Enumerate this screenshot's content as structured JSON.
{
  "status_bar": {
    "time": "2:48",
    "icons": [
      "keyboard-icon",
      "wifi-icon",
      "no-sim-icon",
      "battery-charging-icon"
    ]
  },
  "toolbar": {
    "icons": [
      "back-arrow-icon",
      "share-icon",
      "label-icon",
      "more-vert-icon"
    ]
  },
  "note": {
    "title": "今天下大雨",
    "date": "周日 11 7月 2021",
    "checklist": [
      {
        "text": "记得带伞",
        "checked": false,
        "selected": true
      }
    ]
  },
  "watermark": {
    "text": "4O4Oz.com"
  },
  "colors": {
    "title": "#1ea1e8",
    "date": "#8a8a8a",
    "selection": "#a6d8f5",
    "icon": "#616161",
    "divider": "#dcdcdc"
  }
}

-.-.-

Task requirements: Print the records above exactly as they appear.

Response for this exercise:
Enumerate this screenshot's content as structured JSON.
{
  "status_bar": {
    "time": "2:48",
    "icons": [
      "keyboard-icon",
      "wifi-icon",
      "no-sim-icon",
      "battery-charging-icon"
    ]
  },
  "toolbar": {
    "icons": [
      "back-arrow-icon",
      "share-icon",
      "label-icon",
      "more-vert-icon"
    ]
  },
  "note": {
    "title": "今天下大雨",
    "date": "周日 11 7月 2021",
    "checklist": [
      {
        "text": "记得带伞",
        "checked": false,
        "selected": true
      }
    ]
  },
  "watermark": {
    "text": "4O4Oz.com"
  },
  "colors": {
    "title": "#1ea1e8",
    "date": "#8a8a8a",
    "selection": "#a6d8f5",
    "icon": "#616161",
    "divider": "#dcdcdc"
  }
}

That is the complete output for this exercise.